_WHAT IS EXPECTED_: Could you quote the material below word for word, starting at its first line and ending at the line that contains "divider xyxy=(76,1382,640,1385)", with both of those lines included?
____________
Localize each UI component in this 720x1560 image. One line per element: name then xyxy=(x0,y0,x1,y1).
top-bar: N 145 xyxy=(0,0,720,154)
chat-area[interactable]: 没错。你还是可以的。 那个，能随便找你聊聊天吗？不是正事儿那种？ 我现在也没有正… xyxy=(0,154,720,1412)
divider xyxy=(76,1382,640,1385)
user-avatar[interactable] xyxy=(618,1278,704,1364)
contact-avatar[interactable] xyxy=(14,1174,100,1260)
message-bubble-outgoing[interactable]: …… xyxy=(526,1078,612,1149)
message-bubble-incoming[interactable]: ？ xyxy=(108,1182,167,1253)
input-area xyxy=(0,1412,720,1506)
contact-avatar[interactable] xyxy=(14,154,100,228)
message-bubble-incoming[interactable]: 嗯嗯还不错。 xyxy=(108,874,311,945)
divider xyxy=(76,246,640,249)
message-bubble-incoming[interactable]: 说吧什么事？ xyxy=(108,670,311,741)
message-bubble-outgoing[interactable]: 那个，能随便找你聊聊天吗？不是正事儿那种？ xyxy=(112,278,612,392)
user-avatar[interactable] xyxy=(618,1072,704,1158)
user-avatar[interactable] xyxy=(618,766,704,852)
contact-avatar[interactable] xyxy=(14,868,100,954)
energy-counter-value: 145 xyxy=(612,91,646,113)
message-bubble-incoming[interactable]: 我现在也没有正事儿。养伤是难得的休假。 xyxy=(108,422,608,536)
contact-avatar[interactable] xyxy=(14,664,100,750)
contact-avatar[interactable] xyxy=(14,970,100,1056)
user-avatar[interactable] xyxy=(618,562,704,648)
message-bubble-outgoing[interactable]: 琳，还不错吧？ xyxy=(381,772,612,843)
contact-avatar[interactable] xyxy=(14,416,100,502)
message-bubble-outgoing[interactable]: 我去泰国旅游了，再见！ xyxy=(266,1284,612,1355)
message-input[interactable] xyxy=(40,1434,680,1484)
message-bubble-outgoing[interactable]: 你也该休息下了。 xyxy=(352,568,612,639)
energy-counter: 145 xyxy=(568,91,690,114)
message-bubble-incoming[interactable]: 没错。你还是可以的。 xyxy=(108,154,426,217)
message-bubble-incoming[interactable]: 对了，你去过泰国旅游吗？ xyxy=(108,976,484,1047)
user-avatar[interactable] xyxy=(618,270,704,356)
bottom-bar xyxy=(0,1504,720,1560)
____________
_REPLY_:
Localize each UI component in this 720x1560 image. One line per element: name then xyxy=(x0,y0,x1,y1).
top-bar: N 145 xyxy=(0,0,720,154)
chat-area[interactable]: 没错。你还是可以的。 那个，能随便找你聊聊天吗？不是正事儿那种？ 我现在也没有正… xyxy=(0,154,720,1412)
divider xyxy=(76,1382,640,1385)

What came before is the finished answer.